• Recorded information:
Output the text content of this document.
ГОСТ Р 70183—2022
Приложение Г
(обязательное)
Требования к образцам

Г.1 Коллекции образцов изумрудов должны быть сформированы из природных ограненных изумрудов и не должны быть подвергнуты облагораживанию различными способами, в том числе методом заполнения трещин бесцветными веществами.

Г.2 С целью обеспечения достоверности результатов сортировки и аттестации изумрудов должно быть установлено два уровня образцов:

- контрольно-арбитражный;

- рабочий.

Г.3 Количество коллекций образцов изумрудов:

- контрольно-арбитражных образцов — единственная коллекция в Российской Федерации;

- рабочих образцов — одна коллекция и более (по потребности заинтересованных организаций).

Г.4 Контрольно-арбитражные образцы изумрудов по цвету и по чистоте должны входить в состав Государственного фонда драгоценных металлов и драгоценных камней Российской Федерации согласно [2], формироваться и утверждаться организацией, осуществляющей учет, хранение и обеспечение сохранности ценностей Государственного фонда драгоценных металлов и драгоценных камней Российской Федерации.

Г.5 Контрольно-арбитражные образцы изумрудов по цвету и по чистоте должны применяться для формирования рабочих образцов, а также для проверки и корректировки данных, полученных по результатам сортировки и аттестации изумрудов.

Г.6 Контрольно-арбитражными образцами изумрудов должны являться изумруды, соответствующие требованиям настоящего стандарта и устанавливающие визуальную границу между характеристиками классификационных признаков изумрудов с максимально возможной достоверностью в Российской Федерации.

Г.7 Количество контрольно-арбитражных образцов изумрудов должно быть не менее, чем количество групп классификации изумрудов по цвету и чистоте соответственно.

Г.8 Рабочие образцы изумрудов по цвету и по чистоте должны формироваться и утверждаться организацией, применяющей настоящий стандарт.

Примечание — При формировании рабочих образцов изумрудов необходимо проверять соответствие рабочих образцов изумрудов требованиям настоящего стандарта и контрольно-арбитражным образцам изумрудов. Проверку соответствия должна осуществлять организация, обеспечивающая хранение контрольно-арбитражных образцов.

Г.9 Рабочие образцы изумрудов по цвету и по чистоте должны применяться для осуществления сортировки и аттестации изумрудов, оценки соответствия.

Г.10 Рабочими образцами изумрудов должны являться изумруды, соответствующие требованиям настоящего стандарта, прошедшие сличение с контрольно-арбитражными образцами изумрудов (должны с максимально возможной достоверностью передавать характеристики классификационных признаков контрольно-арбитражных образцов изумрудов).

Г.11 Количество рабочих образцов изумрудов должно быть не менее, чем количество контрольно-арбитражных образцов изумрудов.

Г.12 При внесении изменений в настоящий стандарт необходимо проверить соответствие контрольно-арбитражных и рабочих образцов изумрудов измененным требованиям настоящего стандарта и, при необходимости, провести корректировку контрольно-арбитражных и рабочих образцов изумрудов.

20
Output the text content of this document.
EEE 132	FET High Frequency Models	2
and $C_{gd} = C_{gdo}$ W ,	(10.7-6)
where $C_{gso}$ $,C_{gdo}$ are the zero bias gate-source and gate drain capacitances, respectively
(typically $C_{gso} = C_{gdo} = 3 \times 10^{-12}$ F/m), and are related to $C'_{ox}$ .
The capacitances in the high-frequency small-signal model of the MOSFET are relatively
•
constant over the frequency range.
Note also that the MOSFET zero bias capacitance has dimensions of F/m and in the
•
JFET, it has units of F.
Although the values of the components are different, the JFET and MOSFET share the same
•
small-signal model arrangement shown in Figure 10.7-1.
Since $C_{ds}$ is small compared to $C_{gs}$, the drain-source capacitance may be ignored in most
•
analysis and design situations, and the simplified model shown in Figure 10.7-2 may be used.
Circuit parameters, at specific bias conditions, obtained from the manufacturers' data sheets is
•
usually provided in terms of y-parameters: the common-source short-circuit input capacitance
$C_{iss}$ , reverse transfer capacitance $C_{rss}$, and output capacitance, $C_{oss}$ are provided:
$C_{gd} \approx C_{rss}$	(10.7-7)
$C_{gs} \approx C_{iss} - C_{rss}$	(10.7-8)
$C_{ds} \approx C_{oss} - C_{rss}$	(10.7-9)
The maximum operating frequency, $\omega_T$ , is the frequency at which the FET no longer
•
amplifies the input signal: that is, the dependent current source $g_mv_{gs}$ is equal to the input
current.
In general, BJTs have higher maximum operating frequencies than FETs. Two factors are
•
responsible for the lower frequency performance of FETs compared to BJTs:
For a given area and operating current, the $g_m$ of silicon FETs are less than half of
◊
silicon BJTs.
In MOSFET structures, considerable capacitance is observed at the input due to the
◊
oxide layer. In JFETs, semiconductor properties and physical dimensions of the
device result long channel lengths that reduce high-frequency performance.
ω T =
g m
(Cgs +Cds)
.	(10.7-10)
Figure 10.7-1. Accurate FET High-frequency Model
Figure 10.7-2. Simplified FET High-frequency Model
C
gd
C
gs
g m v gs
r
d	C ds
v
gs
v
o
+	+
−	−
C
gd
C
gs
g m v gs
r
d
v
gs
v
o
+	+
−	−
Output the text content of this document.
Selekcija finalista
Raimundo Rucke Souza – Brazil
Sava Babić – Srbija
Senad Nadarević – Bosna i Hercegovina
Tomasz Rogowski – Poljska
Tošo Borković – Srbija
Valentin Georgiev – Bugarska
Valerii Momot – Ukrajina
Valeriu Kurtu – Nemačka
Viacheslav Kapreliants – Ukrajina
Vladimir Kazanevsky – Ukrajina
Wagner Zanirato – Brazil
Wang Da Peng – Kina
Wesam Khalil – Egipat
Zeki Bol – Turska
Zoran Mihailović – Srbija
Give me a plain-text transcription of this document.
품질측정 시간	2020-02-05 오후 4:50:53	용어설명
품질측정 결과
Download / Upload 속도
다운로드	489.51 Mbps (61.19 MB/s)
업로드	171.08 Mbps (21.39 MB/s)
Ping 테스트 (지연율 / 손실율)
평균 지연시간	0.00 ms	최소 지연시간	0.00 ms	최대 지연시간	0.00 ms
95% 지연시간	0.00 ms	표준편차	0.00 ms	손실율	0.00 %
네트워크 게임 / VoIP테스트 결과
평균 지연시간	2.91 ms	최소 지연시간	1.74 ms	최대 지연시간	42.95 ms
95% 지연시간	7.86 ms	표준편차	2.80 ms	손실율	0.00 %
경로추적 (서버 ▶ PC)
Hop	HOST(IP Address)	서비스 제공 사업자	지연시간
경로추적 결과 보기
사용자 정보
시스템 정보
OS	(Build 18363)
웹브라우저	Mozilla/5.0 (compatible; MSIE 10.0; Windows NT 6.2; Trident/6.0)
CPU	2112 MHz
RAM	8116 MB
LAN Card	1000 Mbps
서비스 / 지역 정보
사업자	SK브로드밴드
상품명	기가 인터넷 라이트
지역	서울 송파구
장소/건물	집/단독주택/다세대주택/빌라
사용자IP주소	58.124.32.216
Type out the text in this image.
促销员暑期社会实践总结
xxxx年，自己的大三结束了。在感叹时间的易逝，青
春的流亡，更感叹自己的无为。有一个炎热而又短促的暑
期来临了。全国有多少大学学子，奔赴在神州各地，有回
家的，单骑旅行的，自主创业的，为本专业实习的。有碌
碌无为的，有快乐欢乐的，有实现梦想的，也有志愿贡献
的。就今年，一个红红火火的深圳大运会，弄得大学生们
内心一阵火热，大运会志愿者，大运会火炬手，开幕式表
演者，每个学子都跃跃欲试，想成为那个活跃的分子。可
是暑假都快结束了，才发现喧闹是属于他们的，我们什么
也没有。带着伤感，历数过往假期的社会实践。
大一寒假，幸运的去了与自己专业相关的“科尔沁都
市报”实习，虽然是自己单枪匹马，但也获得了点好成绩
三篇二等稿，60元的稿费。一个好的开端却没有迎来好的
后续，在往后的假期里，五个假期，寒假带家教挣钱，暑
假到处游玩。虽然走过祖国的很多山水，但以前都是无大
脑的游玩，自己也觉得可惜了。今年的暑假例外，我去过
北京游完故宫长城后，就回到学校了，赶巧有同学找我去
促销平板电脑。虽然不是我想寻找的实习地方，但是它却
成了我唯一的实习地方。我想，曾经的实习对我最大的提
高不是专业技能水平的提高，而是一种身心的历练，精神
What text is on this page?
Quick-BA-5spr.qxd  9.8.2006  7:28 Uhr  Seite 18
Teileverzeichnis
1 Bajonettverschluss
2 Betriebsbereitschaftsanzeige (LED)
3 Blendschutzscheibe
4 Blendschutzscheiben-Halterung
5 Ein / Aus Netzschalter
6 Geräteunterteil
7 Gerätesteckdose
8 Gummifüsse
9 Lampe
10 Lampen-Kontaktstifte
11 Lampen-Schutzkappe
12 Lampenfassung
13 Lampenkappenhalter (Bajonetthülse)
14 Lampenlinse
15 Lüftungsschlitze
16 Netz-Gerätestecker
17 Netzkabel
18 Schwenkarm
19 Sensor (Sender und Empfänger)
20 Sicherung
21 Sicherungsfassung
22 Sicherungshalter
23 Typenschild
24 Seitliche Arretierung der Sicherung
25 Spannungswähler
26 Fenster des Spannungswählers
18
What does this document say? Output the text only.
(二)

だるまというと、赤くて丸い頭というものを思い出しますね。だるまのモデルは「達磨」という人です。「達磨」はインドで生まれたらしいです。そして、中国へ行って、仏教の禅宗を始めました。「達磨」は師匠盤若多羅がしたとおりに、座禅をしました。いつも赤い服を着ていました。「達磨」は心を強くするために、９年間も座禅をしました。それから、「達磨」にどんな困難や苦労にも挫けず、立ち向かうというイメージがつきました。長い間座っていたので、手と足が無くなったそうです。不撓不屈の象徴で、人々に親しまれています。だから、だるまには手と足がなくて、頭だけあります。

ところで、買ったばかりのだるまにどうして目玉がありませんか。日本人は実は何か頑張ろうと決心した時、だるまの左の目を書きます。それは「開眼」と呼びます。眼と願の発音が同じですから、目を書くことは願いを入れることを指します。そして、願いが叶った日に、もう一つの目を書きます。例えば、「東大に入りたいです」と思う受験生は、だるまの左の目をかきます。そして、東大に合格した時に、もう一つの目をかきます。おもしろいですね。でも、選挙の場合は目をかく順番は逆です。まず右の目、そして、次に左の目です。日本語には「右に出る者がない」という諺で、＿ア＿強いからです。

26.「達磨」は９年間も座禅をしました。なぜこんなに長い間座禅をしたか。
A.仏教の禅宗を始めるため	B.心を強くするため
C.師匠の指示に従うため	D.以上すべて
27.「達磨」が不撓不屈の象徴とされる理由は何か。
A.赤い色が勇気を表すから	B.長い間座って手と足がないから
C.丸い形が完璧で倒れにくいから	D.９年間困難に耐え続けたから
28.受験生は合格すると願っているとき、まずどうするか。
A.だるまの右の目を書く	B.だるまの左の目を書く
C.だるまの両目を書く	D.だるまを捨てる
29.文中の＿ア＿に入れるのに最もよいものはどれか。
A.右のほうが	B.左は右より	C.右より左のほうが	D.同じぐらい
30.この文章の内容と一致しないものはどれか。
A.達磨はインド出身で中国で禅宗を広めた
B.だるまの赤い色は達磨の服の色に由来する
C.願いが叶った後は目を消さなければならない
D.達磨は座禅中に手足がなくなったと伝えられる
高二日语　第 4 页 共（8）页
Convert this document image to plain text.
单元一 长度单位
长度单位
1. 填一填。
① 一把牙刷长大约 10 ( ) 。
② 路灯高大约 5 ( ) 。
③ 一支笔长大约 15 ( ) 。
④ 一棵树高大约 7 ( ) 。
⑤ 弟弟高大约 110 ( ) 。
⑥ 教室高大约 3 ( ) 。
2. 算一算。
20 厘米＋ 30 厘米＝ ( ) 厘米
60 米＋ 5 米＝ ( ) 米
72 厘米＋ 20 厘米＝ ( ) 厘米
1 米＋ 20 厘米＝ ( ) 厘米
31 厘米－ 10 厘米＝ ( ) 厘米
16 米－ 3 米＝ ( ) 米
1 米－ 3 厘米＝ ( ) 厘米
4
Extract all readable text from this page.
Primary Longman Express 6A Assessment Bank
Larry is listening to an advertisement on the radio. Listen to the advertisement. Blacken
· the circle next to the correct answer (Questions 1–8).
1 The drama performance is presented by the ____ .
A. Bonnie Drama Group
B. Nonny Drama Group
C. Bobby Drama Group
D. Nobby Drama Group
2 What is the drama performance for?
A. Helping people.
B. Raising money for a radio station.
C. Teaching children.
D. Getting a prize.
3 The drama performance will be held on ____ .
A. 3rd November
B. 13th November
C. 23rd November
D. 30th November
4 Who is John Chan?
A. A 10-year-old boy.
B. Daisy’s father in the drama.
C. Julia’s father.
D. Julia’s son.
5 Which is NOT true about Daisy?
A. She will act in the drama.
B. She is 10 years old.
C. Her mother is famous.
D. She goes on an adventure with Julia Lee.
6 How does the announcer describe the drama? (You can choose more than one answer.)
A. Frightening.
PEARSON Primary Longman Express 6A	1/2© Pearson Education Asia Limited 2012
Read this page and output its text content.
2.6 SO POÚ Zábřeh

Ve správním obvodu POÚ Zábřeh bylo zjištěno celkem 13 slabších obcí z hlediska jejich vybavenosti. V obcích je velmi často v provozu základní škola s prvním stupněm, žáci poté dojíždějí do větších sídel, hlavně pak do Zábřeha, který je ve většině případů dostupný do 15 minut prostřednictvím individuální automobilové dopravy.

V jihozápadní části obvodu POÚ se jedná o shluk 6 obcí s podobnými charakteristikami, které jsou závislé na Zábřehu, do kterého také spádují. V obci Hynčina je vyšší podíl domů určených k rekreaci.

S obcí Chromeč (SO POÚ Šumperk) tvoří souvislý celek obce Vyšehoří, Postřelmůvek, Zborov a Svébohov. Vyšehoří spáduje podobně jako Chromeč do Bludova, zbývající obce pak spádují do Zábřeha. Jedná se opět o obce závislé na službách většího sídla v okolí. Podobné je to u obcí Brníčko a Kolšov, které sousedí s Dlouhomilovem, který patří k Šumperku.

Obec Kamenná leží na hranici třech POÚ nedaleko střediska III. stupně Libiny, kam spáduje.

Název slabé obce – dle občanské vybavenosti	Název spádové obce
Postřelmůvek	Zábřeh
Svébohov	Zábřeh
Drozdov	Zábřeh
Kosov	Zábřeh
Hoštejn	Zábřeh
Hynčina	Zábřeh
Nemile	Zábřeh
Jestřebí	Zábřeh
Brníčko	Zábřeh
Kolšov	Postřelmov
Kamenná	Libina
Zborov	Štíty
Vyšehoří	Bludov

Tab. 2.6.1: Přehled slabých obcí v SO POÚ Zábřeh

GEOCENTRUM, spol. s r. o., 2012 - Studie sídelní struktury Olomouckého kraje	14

• The problem:
State the count of lines that contain the string "dimensions". Nothing else is needed.

• Task result:
2